» **PROBLEM DETAILS**
Provide an exact copy of the data, excluding the images.

» **DATA RECORDS**

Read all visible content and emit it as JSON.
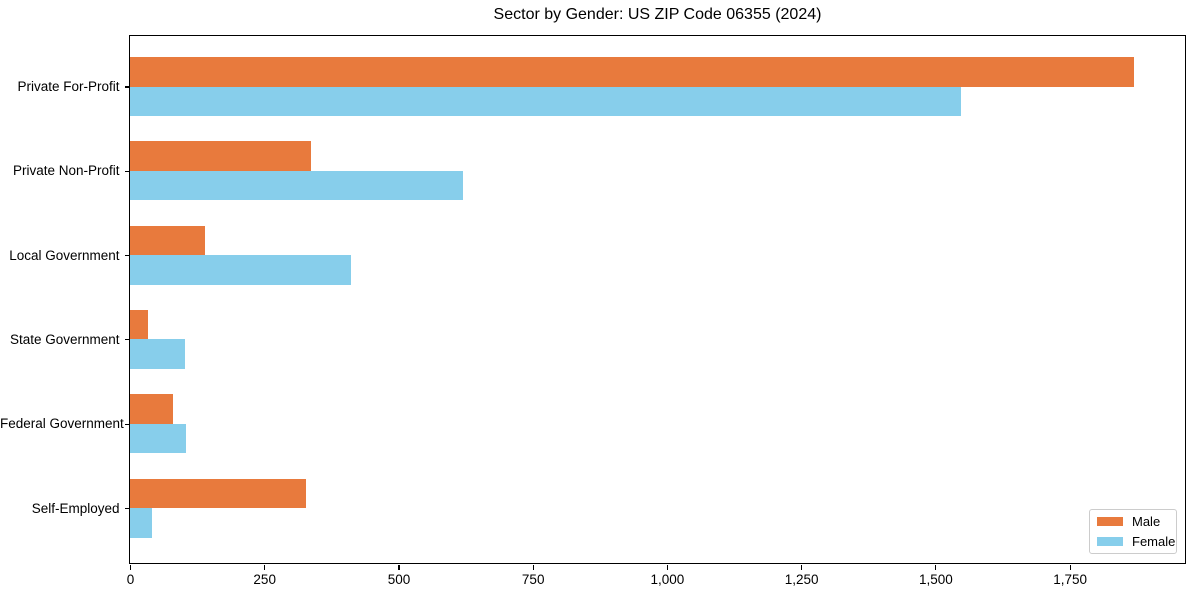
{
  "chart_data": {
    "type": "bar",
    "orientation": "horizontal",
    "title": "Sector by Gender: US ZIP Code 06355 (2024)",
    "categories": [
      "Private For-Profit",
      "Private Non-Profit",
      "Local Government",
      "State Government",
      "Federal Government",
      "Self-Employed"
    ],
    "series": [
      {
        "name": "Male",
        "color": "#e87a3d",
        "values": [
          1870,
          337,
          140,
          34,
          80,
          328
        ]
      },
      {
        "name": "Female",
        "color": "#87ceeb",
        "values": [
          1548,
          620,
          411,
          102,
          104,
          41
        ]
      }
    ],
    "xlabel": "",
    "ylabel": "",
    "xlim": [
      0,
      1963
    ],
    "xticks": [
      0,
      250,
      500,
      750,
      1000,
      1250,
      1500,
      1750
    ],
    "xtick_labels": [
      "0",
      "250",
      "500",
      "750",
      "1,000",
      "1,250",
      "1,500",
      "1,750"
    ],
    "grid": false,
    "legend": {
      "position": "lower right",
      "items": [
        "Male",
        "Female"
      ]
    }
  },
  "colors": {
    "background": "#ffffff",
    "spine": "#000000",
    "text": "#000000",
    "legend_border": "#cccccc"
  }
}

» **EXERCISE SOLUTION**
Read all visible content and emit it as JSON.
{
  "chart_data": {
    "type": "bar",
    "orientation": "horizontal",
    "title": "Sector by Gender: US ZIP Code 06355 (2024)",
    "categories": [
      "Private For-Profit",
      "Private Non-Profit",
      "Local Government",
      "State Government",
      "Federal Government",
      "Self-Employed"
    ],
    "series": [
      {
        "name": "Male",
        "color": "#e87a3d",
        "values": [
          1870,
          337,
          140,
          34,
          80,
          328
        ]
      },
      {
        "name": "Female",
        "color": "#87ceeb",
        "values": [
          1548,
          620,
          411,
          102,
          104,
          41
        ]
      }
    ],
    "xlabel": "",
    "ylabel": "",
    "xlim": [
      0,
      1963
    ],
    "xticks": [
      0,
      250,
      500,
      750,
      1000,
      1250,
      1500,
      1750
    ],
    "xtick_labels": [
      "0",
      "250",
      "500",
      "750",
      "1,000",
      "1,250",
      "1,500",
      "1,750"
    ],
    "grid": false,
    "legend": {
      "position": "lower right",
      "items": [
        "Male",
        "Female"
      ]
    }
  },
  "colors": {
    "background": "#ffffff",
    "spine": "#000000",
    "text": "#000000",
    "legend_border": "#cccccc"
  }
}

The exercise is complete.